How to complete this task - Your copy should repeat each record exactly and contain none of the pictures.

Records shown -
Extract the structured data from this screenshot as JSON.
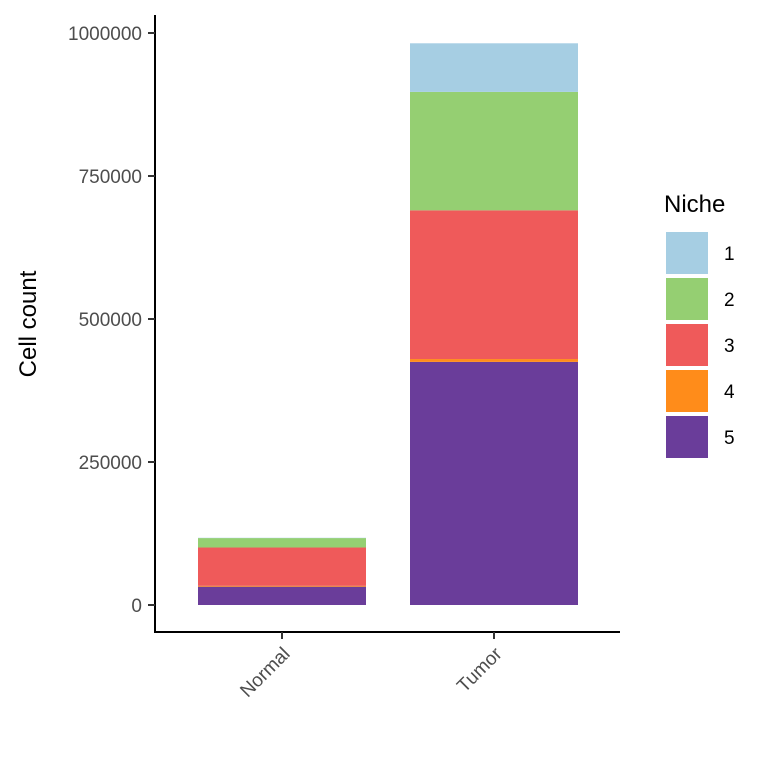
{
  "chart_data": {
    "type": "bar",
    "stacked": true,
    "categories": [
      "Normal",
      "Tumor"
    ],
    "series": [
      {
        "name": "5",
        "color": "#6a3d9a",
        "values": [
          32000,
          425000
        ]
      },
      {
        "name": "4",
        "color": "#ff8c1a",
        "values": [
          1500,
          5000
        ]
      },
      {
        "name": "3",
        "color": "#ef5a5a",
        "values": [
          67000,
          260000
        ]
      },
      {
        "name": "2",
        "color": "#95cf72",
        "values": [
          16500,
          207000
        ]
      },
      {
        "name": "1",
        "color": "#a6cee3",
        "values": [
          500,
          85000
        ]
      }
    ],
    "ylabel": "Cell count",
    "xlabel": "",
    "ylim": [
      -50000,
      1030000
    ],
    "yticks": [
      0,
      250000,
      500000,
      750000,
      1000000
    ],
    "ytick_labels": [
      "0",
      "250000",
      "500000",
      "750000",
      "1000000"
    ],
    "grid": false,
    "legend": {
      "title": "Niche",
      "placement": "right",
      "items": [
        {
          "label": "1",
          "color": "#a6cee3"
        },
        {
          "label": "2",
          "color": "#95cf72"
        },
        {
          "label": "3",
          "color": "#ef5a5a"
        },
        {
          "label": "4",
          "color": "#ff8c1a"
        },
        {
          "label": "5",
          "color": "#6a3d9a"
        }
      ]
    }
  }
}
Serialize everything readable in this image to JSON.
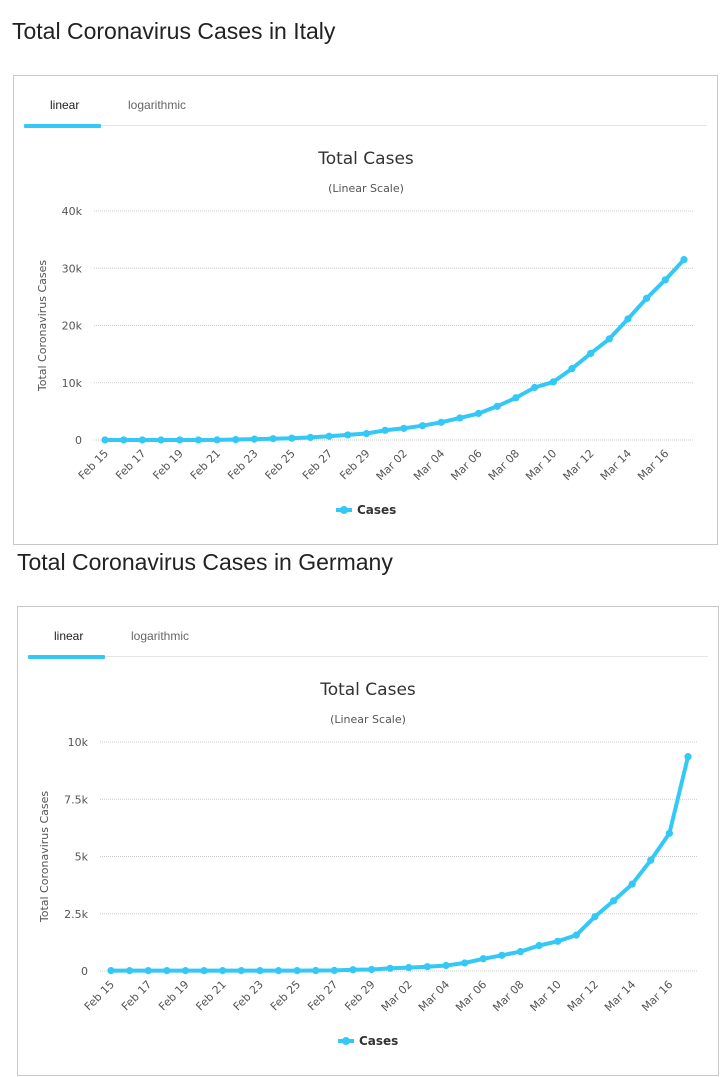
{
  "sections": [
    {
      "heading": "Total Coronavirus Cases in Italy",
      "tabs": [
        "linear",
        "logarithmic"
      ],
      "active_tab": "linear"
    },
    {
      "heading": "Total Coronavirus Cases in Germany",
      "tabs": [
        "linear",
        "logarithmic"
      ],
      "active_tab": "linear"
    }
  ],
  "colors": {
    "series": "#33c8f5",
    "grid": "#cccccc"
  },
  "chart_data": [
    {
      "type": "line",
      "title": "Total Cases",
      "subtitle": "(Linear Scale)",
      "xlabel": "",
      "ylabel": "Total Coronavirus Cases",
      "ylim": [
        0,
        40000
      ],
      "yticks": [
        0,
        10000,
        20000,
        30000,
        40000
      ],
      "ytick_labels": [
        "0",
        "10k",
        "20k",
        "30k",
        "40k"
      ],
      "x": [
        "Feb 15",
        "Feb 16",
        "Feb 17",
        "Feb 18",
        "Feb 19",
        "Feb 20",
        "Feb 21",
        "Feb 22",
        "Feb 23",
        "Feb 24",
        "Feb 25",
        "Feb 26",
        "Feb 27",
        "Feb 28",
        "Feb 29",
        "Mar 01",
        "Mar 02",
        "Mar 03",
        "Mar 04",
        "Mar 05",
        "Mar 06",
        "Mar 07",
        "Mar 08",
        "Mar 09",
        "Mar 10",
        "Mar 11",
        "Mar 12",
        "Mar 13",
        "Mar 14",
        "Mar 15",
        "Mar 16",
        "Mar 17"
      ],
      "xtick_labels": [
        "Feb 15",
        "Feb 17",
        "Feb 19",
        "Feb 21",
        "Feb 23",
        "Feb 25",
        "Feb 27",
        "Feb 29",
        "Mar 02",
        "Mar 04",
        "Mar 06",
        "Mar 08",
        "Mar 10",
        "Mar 12",
        "Mar 14",
        "Mar 16"
      ],
      "series": [
        {
          "name": "Cases",
          "values": [
            3,
            3,
            3,
            3,
            3,
            3,
            20,
            79,
            152,
            229,
            322,
            453,
            655,
            888,
            1128,
            1694,
            2036,
            2502,
            3089,
            3858,
            4636,
            5883,
            7375,
            9172,
            10149,
            12462,
            15113,
            17660,
            21157,
            24747,
            27980,
            31506
          ]
        }
      ],
      "legend": "bottom-center"
    },
    {
      "type": "line",
      "title": "Total Cases",
      "subtitle": "(Linear Scale)",
      "xlabel": "",
      "ylabel": "Total Coronavirus Cases",
      "ylim": [
        0,
        10000
      ],
      "yticks": [
        0,
        2500,
        5000,
        7500,
        10000
      ],
      "ytick_labels": [
        "0",
        "2.5k",
        "5k",
        "7.5k",
        "10k"
      ],
      "x": [
        "Feb 15",
        "Feb 16",
        "Feb 17",
        "Feb 18",
        "Feb 19",
        "Feb 20",
        "Feb 21",
        "Feb 22",
        "Feb 23",
        "Feb 24",
        "Feb 25",
        "Feb 26",
        "Feb 27",
        "Feb 28",
        "Feb 29",
        "Mar 01",
        "Mar 02",
        "Mar 03",
        "Mar 04",
        "Mar 05",
        "Mar 06",
        "Mar 07",
        "Mar 08",
        "Mar 09",
        "Mar 10",
        "Mar 11",
        "Mar 12",
        "Mar 13",
        "Mar 14",
        "Mar 15",
        "Mar 16",
        "Mar 17"
      ],
      "xtick_labels": [
        "Feb 15",
        "Feb 17",
        "Feb 19",
        "Feb 21",
        "Feb 23",
        "Feb 25",
        "Feb 27",
        "Feb 29",
        "Mar 02",
        "Mar 04",
        "Mar 06",
        "Mar 08",
        "Mar 10",
        "Mar 12",
        "Mar 14",
        "Mar 16"
      ],
      "series": [
        {
          "name": "Cases",
          "values": [
            16,
            16,
            16,
            16,
            16,
            16,
            16,
            16,
            16,
            16,
            18,
            21,
            26,
            53,
            66,
            117,
            150,
            188,
            240,
            349,
            534,
            684,
            847,
            1112,
            1296,
            1567,
            2369,
            3062,
            3795,
            4838,
            6012,
            9360
          ]
        }
      ],
      "legend": "bottom-center"
    }
  ]
}
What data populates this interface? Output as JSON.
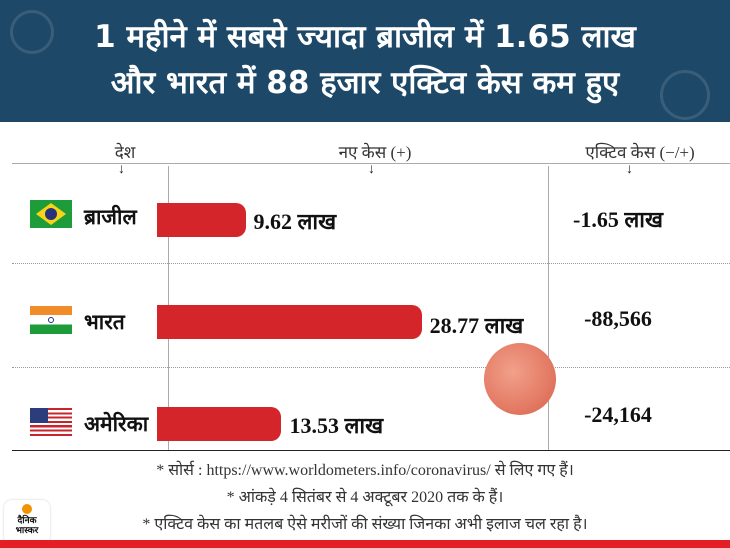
{
  "header": {
    "line1": "1 महीने में सबसे ज्यादा ब्राजील में 1.65 लाख",
    "line2": "और भारत में 88 हजार एक्टिव केस कम हुए"
  },
  "columns": {
    "country": "देश",
    "new_cases": "नए केस (+)",
    "active_cases": "एक्टिव केस (−/+)"
  },
  "chart_data": {
    "type": "bar",
    "title": "1 महीने में सबसे ज्यादा ब्राजील में 1.65 लाख और भारत में 88 हजार एक्टिव केस कम हुए",
    "categories": [
      "ब्राजील",
      "भारत",
      "अमेरिका"
    ],
    "values": [
      9.62,
      28.77,
      13.53
    ],
    "value_labels": [
      "9.62 लाख",
      "28.77 लाख",
      "13.53 लाख"
    ],
    "unit": "लाख",
    "active_change": [
      "-1.65 लाख",
      "-88,566",
      "-24,164"
    ],
    "xlim": [
      0,
      30
    ]
  },
  "footer": {
    "note1": "* सोर्स : https://www.worldometers.info/coronavirus/ से लिए गए हैं।",
    "note2": "* आंकड़े 4 सितंबर से 4 अक्टूबर 2020 तक के हैं।",
    "note3": "* एक्टिव केस का मतलब ऐसे मरीजों की संख्या जिनका अभी इलाज चल रहा है।"
  },
  "logo": {
    "text1": "दैनिक",
    "text2": "भास्कर"
  },
  "colors": {
    "header": "#1d4868",
    "bar": "#d4252b",
    "accent": "#e31e24"
  }
}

Output of the task -
Extract the structured data from this screenshot as JSON.
{
  "chart_data": {
    "type": "bar",
    "stacked": true,
    "categories": [
      "Normal",
      "Tumor"
    ],
    "series": [
      {
        "name": "5",
        "color": "#6a3d9a",
        "values": [
          32000,
          425000
        ]
      },
      {
        "name": "4",
        "color": "#ff8c1a",
        "values": [
          1500,
          5000
        ]
      },
      {
        "name": "3",
        "color": "#ef5a5a",
        "values": [
          67000,
          260000
        ]
      },
      {
        "name": "2",
        "color": "#95cf72",
        "values": [
          16500,
          207000
        ]
      },
      {
        "name": "1",
        "color": "#a6cee3",
        "values": [
          500,
          85000
        ]
      }
    ],
    "ylabel": "Cell count",
    "xlabel": "",
    "ylim": [
      -50000,
      1030000
    ],
    "yticks": [
      0,
      250000,
      500000,
      750000,
      1000000
    ],
    "ytick_labels": [
      "0",
      "250000",
      "500000",
      "750000",
      "1000000"
    ],
    "grid": false,
    "legend": {
      "title": "Niche",
      "placement": "right",
      "items": [
        {
          "label": "1",
          "color": "#a6cee3"
        },
        {
          "label": "2",
          "color": "#95cf72"
        },
        {
          "label": "3",
          "color": "#ef5a5a"
        },
        {
          "label": "4",
          "color": "#ff8c1a"
        },
        {
          "label": "5",
          "color": "#6a3d9a"
        }
      ]
    }
  }
}
Serialize everything readable in this image to JSON.
{
  "sections": [
    {
      "heading": "Total Coronavirus Cases in Italy",
      "tabs": [
        "linear",
        "logarithmic"
      ],
      "active_tab": "linear"
    },
    {
      "heading": "Total Coronavirus Cases in Germany",
      "tabs": [
        "linear",
        "logarithmic"
      ],
      "active_tab": "linear"
    }
  ],
  "colors": {
    "series": "#33c8f5",
    "grid": "#cccccc"
  },
  "chart_data": [
    {
      "type": "line",
      "title": "Total Cases",
      "subtitle": "(Linear Scale)",
      "xlabel": "",
      "ylabel": "Total Coronavirus Cases",
      "ylim": [
        0,
        40000
      ],
      "yticks": [
        0,
        10000,
        20000,
        30000,
        40000
      ],
      "ytick_labels": [
        "0",
        "10k",
        "20k",
        "30k",
        "40k"
      ],
      "x": [
        "Feb 15",
        "Feb 16",
        "Feb 17",
        "Feb 18",
        "Feb 19",
        "Feb 20",
        "Feb 21",
        "Feb 22",
        "Feb 23",
        "Feb 24",
        "Feb 25",
        "Feb 26",
        "Feb 27",
        "Feb 28",
        "Feb 29",
        "Mar 01",
        "Mar 02",
        "Mar 03",
        "Mar 04",
        "Mar 05",
        "Mar 06",
        "Mar 07",
        "Mar 08",
        "Mar 09",
        "Mar 10",
        "Mar 11",
        "Mar 12",
        "Mar 13",
        "Mar 14",
        "Mar 15",
        "Mar 16",
        "Mar 17"
      ],
      "xtick_labels": [
        "Feb 15",
        "Feb 17",
        "Feb 19",
        "Feb 21",
        "Feb 23",
        "Feb 25",
        "Feb 27",
        "Feb 29",
        "Mar 02",
        "Mar 04",
        "Mar 06",
        "Mar 08",
        "Mar 10",
        "Mar 12",
        "Mar 14",
        "Mar 16"
      ],
      "series": [
        {
          "name": "Cases",
          "values": [
            3,
            3,
            3,
            3,
            3,
            3,
            20,
            79,
            152,
            229,
            322,
            453,
            655,
            888,
            1128,
            1694,
            2036,
            2502,
            3089,
            3858,
            4636,
            5883,
            7375,
            9172,
            10149,
            12462,
            15113,
            17660,
            21157,
            24747,
            27980,
            31506
          ]
        }
      ],
      "legend": "bottom-center"
    },
    {
      "type": "line",
      "title": "Total Cases",
      "subtitle": "(Linear Scale)",
      "xlabel": "",
      "ylabel": "Total Coronavirus Cases",
      "ylim": [
        0,
        10000
      ],
      "yticks": [
        0,
        2500,
        5000,
        7500,
        10000
      ],
      "ytick_labels": [
        "0",
        "2.5k",
        "5k",
        "7.5k",
        "10k"
      ],
      "x": [
        "Feb 15",
        "Feb 16",
        "Feb 17",
        "Feb 18",
        "Feb 19",
        "Feb 20",
        "Feb 21",
        "Feb 22",
        "Feb 23",
        "Feb 24",
        "Feb 25",
        "Feb 26",
        "Feb 27",
        "Feb 28",
        "Feb 29",
        "Mar 01",
        "Mar 02",
        "Mar 03",
        "Mar 04",
        "Mar 05",
        "Mar 06",
        "Mar 07",
        "Mar 08",
        "Mar 09",
        "Mar 10",
        "Mar 11",
        "Mar 12",
        "Mar 13",
        "Mar 14",
        "Mar 15",
        "Mar 16",
        "Mar 17"
      ],
      "xtick_labels": [
        "Feb 15",
        "Feb 17",
        "Feb 19",
        "Feb 21",
        "Feb 23",
        "Feb 25",
        "Feb 27",
        "Feb 29",
        "Mar 02",
        "Mar 04",
        "Mar 06",
        "Mar 08",
        "Mar 10",
        "Mar 12",
        "Mar 14",
        "Mar 16"
      ],
      "series": [
        {
          "name": "Cases",
          "values": [
            16,
            16,
            16,
            16,
            16,
            16,
            16,
            16,
            16,
            16,
            18,
            21,
            26,
            53,
            66,
            117,
            150,
            188,
            240,
            349,
            534,
            684,
            847,
            1112,
            1296,
            1567,
            2369,
            3062,
            3795,
            4838,
            6012,
            9360
          ]
        }
      ],
      "legend": "bottom-center"
    }
  ]
}
What data populates this interface? Output as JSON.
{
  "header": {
    "line1": "1 महीने में सबसे ज्यादा ब्राजील में 1.65 लाख",
    "line2": "और भारत में 88 हजार एक्टिव केस कम हुए"
  },
  "columns": {
    "country": "देश",
    "new_cases": "नए केस (+)",
    "active_cases": "एक्टिव केस (−/+)"
  },
  "chart_data": {
    "type": "bar",
    "title": "1 महीने में सबसे ज्यादा ब्राजील में 1.65 लाख और भारत में 88 हजार एक्टिव केस कम हुए",
    "categories": [
      "ब्राजील",
      "भारत",
      "अमेरिका"
    ],
    "values": [
      9.62,
      28.77,
      13.53
    ],
    "value_labels": [
      "9.62 लाख",
      "28.77 लाख",
      "13.53 लाख"
    ],
    "unit": "लाख",
    "active_change": [
      "-1.65 लाख",
      "-88,566",
      "-24,164"
    ],
    "xlim": [
      0,
      30
    ]
  },
  "footer": {
    "note1": "* सोर्स : https://www.worldometers.info/coronavirus/ से लिए गए हैं।",
    "note2": "* आंकड़े 4 सितंबर से 4 अक्टूबर 2020 तक के हैं।",
    "note3": "* एक्टिव केस का मतलब ऐसे मरीजों की संख्या जिनका अभी इलाज चल रहा है।"
  },
  "logo": {
    "text1": "दैनिक",
    "text2": "भास्कर"
  },
  "colors": {
    "header": "#1d4868",
    "bar": "#d4252b",
    "accent": "#e31e24"
  }
}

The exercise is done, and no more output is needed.